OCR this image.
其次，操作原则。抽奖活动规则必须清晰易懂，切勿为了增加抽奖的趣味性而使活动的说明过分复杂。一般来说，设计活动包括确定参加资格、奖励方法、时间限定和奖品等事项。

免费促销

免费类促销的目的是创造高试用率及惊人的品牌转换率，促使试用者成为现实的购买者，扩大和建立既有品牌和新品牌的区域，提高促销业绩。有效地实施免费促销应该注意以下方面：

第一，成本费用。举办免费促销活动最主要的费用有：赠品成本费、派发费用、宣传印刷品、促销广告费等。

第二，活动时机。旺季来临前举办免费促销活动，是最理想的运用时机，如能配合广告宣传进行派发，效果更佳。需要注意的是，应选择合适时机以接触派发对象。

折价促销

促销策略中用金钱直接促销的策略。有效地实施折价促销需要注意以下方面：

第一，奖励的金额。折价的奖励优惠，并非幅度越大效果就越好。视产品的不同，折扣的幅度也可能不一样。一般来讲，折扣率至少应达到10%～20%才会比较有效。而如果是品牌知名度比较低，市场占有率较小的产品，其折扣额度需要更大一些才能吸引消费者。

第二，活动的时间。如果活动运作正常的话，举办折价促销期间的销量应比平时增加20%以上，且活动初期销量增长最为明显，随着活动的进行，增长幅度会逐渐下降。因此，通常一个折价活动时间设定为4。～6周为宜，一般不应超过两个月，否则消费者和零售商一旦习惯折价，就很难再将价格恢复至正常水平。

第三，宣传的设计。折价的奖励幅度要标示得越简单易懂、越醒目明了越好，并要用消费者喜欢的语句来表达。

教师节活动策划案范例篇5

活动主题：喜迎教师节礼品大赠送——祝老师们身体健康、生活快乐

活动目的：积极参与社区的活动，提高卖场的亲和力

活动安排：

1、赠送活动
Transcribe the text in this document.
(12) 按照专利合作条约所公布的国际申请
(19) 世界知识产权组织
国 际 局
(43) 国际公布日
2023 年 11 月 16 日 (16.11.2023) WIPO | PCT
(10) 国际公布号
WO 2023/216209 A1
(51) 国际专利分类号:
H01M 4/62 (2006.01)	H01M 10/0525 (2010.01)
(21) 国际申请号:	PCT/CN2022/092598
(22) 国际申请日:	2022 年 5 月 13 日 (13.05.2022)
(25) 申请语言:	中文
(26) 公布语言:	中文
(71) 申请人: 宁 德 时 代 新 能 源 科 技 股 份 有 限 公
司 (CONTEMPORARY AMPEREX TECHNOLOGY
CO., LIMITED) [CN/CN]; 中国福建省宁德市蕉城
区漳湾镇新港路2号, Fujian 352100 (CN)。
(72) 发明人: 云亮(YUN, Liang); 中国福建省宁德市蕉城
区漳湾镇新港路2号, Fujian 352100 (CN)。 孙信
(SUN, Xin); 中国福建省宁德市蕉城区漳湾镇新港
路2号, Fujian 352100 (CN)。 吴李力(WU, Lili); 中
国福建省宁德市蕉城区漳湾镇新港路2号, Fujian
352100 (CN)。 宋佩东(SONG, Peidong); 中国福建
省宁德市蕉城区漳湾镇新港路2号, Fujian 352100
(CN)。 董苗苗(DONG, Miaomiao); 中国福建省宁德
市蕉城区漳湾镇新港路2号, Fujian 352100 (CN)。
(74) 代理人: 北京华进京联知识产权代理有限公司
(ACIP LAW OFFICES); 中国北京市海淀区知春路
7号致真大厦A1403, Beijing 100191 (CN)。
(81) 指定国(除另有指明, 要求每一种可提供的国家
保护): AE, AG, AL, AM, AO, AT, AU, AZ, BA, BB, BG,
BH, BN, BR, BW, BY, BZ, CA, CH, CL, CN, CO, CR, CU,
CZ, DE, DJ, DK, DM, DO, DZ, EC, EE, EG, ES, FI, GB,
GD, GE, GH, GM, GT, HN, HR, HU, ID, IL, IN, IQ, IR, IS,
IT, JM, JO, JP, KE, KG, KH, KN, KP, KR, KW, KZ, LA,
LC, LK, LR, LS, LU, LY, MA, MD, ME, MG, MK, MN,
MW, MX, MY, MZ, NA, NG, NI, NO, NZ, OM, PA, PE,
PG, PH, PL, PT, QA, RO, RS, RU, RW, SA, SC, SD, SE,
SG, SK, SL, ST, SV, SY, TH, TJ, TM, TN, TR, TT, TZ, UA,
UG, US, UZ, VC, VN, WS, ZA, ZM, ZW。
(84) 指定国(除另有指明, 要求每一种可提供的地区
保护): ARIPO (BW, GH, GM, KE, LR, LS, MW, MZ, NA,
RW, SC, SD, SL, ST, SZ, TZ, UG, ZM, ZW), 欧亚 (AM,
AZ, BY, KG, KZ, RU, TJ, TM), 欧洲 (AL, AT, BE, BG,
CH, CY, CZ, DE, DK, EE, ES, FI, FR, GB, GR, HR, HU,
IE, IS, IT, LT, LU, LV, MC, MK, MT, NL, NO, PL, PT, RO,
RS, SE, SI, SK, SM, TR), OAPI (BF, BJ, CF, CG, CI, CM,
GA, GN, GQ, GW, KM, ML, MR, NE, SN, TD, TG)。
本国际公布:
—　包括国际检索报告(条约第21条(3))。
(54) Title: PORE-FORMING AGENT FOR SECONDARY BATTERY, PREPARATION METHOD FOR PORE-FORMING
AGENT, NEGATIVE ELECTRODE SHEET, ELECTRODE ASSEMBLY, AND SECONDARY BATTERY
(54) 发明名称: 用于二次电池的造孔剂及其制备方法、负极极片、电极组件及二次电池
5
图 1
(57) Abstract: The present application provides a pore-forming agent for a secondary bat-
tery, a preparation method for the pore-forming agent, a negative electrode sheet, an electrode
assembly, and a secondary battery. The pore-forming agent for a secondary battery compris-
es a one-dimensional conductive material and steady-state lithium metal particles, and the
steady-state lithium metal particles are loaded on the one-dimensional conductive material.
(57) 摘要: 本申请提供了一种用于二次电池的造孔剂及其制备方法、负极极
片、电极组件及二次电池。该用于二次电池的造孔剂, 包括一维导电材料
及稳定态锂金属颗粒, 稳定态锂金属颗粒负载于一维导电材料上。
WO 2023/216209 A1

--------------------

- **BRIEF**
Pull out every line containing "steady".

- **REPLY TO THE EXERCISE**
es a one-dimensional conductive material and steady-state lithium metal particles, and the
steady-state lithium metal particles are loaded on the one-dimensional conductive material.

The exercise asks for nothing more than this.